- **Stated problem**
Each line that contains the word "Varhaiskasvatus" counts once; give the total for the records below and nothing else.

- **Task data**

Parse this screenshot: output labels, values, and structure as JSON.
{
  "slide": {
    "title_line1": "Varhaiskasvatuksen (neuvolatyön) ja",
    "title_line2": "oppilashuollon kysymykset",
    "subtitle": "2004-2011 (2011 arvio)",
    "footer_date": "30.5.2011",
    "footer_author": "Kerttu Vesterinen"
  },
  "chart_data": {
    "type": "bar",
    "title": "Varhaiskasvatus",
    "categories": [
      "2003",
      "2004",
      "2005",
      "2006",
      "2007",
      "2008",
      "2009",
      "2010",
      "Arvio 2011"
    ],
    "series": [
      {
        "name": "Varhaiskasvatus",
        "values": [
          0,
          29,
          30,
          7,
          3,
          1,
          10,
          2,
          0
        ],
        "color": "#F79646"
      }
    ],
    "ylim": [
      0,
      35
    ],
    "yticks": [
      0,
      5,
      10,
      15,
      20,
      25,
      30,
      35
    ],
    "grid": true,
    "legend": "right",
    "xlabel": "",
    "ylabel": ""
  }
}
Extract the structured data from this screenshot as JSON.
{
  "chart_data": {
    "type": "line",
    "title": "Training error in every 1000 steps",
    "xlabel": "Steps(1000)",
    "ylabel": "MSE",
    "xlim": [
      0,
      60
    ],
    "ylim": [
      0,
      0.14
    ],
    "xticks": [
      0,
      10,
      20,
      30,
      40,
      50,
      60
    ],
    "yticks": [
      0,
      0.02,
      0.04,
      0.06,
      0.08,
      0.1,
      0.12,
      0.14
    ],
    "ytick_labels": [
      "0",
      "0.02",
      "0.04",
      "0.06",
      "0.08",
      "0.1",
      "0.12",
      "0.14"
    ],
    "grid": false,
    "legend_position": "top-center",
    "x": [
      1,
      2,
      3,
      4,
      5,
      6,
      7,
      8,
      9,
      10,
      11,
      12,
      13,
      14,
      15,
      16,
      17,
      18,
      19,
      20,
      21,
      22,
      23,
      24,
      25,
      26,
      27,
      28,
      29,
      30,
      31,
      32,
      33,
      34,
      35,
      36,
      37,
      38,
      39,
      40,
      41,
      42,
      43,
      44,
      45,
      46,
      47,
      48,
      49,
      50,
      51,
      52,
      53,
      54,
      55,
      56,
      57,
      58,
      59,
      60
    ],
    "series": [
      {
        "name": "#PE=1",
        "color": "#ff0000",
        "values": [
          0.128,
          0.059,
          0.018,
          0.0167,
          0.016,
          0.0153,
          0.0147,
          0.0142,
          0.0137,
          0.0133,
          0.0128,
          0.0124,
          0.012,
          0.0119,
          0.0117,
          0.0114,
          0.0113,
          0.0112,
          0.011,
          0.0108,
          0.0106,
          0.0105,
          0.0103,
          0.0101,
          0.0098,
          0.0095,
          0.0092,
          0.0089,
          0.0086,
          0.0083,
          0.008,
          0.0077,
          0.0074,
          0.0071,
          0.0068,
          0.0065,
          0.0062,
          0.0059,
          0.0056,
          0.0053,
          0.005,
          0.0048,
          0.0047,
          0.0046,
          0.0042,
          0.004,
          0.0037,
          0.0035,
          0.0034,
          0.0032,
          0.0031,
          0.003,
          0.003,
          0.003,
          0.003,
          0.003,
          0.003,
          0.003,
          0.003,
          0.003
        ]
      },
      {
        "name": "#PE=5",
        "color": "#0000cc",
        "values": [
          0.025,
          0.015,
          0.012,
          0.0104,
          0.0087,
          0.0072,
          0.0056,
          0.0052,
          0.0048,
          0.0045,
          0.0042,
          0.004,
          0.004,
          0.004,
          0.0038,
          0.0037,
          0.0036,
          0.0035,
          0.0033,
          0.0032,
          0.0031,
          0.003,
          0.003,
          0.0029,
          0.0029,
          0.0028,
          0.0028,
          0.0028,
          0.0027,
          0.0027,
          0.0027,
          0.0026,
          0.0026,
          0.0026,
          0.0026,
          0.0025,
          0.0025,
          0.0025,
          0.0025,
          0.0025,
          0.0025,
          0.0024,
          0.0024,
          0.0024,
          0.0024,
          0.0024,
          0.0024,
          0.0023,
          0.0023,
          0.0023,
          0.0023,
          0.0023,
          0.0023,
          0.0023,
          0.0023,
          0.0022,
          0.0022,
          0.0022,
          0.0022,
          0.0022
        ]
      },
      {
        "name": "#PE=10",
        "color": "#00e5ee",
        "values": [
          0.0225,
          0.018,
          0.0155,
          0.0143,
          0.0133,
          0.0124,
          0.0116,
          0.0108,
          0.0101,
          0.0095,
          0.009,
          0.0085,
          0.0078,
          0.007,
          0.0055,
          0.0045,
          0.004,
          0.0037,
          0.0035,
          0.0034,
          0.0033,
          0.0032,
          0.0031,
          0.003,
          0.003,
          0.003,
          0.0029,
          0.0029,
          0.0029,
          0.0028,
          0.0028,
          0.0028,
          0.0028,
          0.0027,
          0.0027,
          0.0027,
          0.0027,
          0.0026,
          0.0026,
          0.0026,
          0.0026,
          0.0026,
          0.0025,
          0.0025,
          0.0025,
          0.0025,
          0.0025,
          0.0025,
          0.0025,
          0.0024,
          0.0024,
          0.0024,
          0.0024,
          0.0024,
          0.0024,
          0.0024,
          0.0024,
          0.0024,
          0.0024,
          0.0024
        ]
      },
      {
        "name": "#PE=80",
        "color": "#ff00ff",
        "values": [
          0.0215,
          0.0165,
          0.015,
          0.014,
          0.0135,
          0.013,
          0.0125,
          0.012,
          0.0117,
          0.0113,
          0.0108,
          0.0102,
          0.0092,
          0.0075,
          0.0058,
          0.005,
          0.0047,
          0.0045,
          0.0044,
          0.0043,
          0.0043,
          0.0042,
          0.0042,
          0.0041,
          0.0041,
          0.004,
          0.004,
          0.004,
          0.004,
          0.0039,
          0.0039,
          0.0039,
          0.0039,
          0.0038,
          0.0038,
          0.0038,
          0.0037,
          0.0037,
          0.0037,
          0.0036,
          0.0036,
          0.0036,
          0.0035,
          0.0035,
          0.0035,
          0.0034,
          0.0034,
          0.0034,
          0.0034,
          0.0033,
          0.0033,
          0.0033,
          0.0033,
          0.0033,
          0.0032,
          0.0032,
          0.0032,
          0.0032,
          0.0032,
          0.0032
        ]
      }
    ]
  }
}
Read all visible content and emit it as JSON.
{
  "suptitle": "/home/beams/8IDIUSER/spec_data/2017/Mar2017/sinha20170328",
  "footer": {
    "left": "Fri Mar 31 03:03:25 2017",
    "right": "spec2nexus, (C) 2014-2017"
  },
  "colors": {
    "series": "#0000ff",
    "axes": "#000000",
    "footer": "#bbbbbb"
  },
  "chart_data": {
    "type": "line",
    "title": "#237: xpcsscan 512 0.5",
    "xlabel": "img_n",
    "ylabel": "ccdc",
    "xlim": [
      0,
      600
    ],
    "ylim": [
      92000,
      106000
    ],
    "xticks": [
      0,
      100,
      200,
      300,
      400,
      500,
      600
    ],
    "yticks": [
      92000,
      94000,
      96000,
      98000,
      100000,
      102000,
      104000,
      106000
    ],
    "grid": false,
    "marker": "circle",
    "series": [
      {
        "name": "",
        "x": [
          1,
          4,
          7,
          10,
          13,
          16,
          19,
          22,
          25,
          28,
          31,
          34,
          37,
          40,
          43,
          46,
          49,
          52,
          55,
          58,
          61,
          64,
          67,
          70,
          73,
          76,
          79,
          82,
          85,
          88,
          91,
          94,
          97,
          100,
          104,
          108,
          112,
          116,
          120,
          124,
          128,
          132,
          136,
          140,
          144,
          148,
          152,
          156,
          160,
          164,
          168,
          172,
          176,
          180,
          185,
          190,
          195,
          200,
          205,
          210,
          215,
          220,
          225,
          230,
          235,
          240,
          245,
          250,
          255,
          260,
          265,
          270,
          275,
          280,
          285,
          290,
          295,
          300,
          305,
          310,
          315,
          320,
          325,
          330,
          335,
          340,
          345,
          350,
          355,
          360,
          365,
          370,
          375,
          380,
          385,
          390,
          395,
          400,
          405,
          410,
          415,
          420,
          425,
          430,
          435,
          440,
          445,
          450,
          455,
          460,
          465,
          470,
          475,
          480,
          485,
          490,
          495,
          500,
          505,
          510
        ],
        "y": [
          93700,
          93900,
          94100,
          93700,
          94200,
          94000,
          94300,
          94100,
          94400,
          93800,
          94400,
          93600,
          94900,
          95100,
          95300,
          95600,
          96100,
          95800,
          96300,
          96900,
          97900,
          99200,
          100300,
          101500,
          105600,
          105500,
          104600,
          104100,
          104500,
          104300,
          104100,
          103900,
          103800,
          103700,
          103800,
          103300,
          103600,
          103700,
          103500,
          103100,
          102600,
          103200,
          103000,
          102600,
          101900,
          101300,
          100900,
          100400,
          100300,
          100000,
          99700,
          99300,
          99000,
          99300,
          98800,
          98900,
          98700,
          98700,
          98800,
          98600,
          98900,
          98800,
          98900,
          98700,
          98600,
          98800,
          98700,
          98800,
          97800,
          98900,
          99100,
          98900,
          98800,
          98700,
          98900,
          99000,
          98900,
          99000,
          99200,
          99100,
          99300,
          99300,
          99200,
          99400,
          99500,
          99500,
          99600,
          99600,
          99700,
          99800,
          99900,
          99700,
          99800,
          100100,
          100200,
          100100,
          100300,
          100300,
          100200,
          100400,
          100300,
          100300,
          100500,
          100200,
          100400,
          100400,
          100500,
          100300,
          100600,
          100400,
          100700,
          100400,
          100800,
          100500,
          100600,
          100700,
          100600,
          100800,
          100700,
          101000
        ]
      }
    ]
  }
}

- **Result**
2